WHAT IS BEING ASKED
Extract every entry word for word.

# Start of MATERIAL SUPPLIED

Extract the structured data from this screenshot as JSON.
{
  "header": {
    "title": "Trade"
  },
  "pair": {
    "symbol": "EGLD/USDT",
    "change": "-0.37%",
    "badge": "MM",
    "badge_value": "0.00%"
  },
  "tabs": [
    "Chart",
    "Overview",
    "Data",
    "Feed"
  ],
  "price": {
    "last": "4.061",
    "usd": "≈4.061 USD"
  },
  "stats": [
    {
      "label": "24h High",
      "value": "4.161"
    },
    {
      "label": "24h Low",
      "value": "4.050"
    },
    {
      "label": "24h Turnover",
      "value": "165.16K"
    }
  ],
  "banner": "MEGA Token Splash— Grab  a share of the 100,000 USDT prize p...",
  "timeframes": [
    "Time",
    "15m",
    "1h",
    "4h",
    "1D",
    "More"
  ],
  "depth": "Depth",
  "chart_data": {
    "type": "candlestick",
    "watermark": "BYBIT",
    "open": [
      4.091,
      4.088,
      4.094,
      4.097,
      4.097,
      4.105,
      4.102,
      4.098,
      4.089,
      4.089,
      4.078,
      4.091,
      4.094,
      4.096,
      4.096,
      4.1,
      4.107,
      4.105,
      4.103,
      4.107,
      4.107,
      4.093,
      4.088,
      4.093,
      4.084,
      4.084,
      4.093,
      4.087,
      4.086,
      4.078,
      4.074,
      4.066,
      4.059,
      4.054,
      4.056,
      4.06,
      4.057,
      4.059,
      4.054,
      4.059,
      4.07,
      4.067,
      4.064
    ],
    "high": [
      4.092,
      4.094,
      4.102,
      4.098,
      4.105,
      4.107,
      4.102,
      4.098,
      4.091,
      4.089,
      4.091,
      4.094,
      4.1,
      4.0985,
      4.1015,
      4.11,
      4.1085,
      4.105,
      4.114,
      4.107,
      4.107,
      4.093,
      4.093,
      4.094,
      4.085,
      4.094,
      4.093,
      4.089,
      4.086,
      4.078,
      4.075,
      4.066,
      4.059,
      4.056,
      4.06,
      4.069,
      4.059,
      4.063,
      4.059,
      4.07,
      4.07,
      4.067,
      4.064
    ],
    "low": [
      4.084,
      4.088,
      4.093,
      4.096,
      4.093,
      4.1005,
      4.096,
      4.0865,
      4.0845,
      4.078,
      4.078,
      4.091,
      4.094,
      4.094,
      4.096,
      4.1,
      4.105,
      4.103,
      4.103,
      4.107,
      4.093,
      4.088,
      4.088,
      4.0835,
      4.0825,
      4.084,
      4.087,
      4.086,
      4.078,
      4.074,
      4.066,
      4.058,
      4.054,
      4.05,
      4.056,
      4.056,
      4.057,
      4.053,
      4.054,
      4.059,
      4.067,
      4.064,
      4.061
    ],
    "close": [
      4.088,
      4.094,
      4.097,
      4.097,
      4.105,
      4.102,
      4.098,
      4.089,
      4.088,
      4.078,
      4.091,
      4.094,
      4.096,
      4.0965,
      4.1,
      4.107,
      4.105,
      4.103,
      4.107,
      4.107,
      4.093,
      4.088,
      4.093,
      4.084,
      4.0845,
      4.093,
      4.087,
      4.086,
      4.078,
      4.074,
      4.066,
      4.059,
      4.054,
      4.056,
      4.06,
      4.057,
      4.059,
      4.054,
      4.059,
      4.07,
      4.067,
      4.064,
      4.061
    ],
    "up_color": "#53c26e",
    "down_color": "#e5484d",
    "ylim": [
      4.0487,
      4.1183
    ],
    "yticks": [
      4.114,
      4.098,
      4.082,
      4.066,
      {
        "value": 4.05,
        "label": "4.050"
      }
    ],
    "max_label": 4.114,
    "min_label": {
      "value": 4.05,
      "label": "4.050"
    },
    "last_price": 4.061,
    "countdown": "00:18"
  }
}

# End of MATERIAL SUPPLIED

ANSWER BELOW
Extract the structured data from this screenshot as JSON.
{
  "header": {
    "title": "Trade"
  },
  "pair": {
    "symbol": "EGLD/USDT",
    "change": "-0.37%",
    "badge": "MM",
    "badge_value": "0.00%"
  },
  "tabs": [
    "Chart",
    "Overview",
    "Data",
    "Feed"
  ],
  "price": {
    "last": "4.061",
    "usd": "≈4.061 USD"
  },
  "stats": [
    {
      "label": "24h High",
      "value": "4.161"
    },
    {
      "label": "24h Low",
      "value": "4.050"
    },
    {
      "label": "24h Turnover",
      "value": "165.16K"
    }
  ],
  "banner": "MEGA Token Splash— Grab  a share of the 100,000 USDT prize p...",
  "timeframes": [
    "Time",
    "15m",
    "1h",
    "4h",
    "1D",
    "More"
  ],
  "depth": "Depth",
  "chart_data": {
    "type": "candlestick",
    "watermark": "BYBIT",
    "open": [
      4.091,
      4.088,
      4.094,
      4.097,
      4.097,
      4.105,
      4.102,
      4.098,
      4.089,
      4.089,
      4.078,
      4.091,
      4.094,
      4.096,
      4.096,
      4.1,
      4.107,
      4.105,
      4.103,
      4.107,
      4.107,
      4.093,
      4.088,
      4.093,
      4.084,
      4.084,
      4.093,
      4.087,
      4.086,
      4.078,
      4.074,
      4.066,
      4.059,
      4.054,
      4.056,
      4.06,
      4.057,
      4.059,
      4.054,
      4.059,
      4.07,
      4.067,
      4.064
    ],
    "high": [
      4.092,
      4.094,
      4.102,
      4.098,
      4.105,
      4.107,
      4.102,
      4.098,
      4.091,
      4.089,
      4.091,
      4.094,
      4.1,
      4.0985,
      4.1015,
      4.11,
      4.1085,
      4.105,
      4.114,
      4.107,
      4.107,
      4.093,
      4.093,
      4.094,
      4.085,
      4.094,
      4.093,
      4.089,
      4.086,
      4.078,
      4.075,
      4.066,
      4.059,
      4.056,
      4.06,
      4.069,
      4.059,
      4.063,
      4.059,
      4.07,
      4.07,
      4.067,
      4.064
    ],
    "low": [
      4.084,
      4.088,
      4.093,
      4.096,
      4.093,
      4.1005,
      4.096,
      4.0865,
      4.0845,
      4.078,
      4.078,
      4.091,
      4.094,
      4.094,
      4.096,
      4.1,
      4.105,
      4.103,
      4.103,
      4.107,
      4.093,
      4.088,
      4.088,
      4.0835,
      4.0825,
      4.084,
      4.087,
      4.086,
      4.078,
      4.074,
      4.066,
      4.058,
      4.054,
      4.05,
      4.056,
      4.056,
      4.057,
      4.053,
      4.054,
      4.059,
      4.067,
      4.064,
      4.061
    ],
    "close": [
      4.088,
      4.094,
      4.097,
      4.097,
      4.105,
      4.102,
      4.098,
      4.089,
      4.088,
      4.078,
      4.091,
      4.094,
      4.096,
      4.0965,
      4.1,
      4.107,
      4.105,
      4.103,
      4.107,
      4.107,
      4.093,
      4.088,
      4.093,
      4.084,
      4.0845,
      4.093,
      4.087,
      4.086,
      4.078,
      4.074,
      4.066,
      4.059,
      4.054,
      4.056,
      4.06,
      4.057,
      4.059,
      4.054,
      4.059,
      4.07,
      4.067,
      4.064,
      4.061
    ],
    "up_color": "#53c26e",
    "down_color": "#e5484d",
    "ylim": [
      4.0487,
      4.1183
    ],
    "yticks": [
      4.114,
      4.098,
      4.082,
      4.066,
      {
        "value": 4.05,
        "label": "4.050"
      }
    ],
    "max_label": 4.114,
    "min_label": {
      "value": 4.05,
      "label": "4.050"
    },
    "last_price": 4.061,
    "countdown": "00:18"
  }
}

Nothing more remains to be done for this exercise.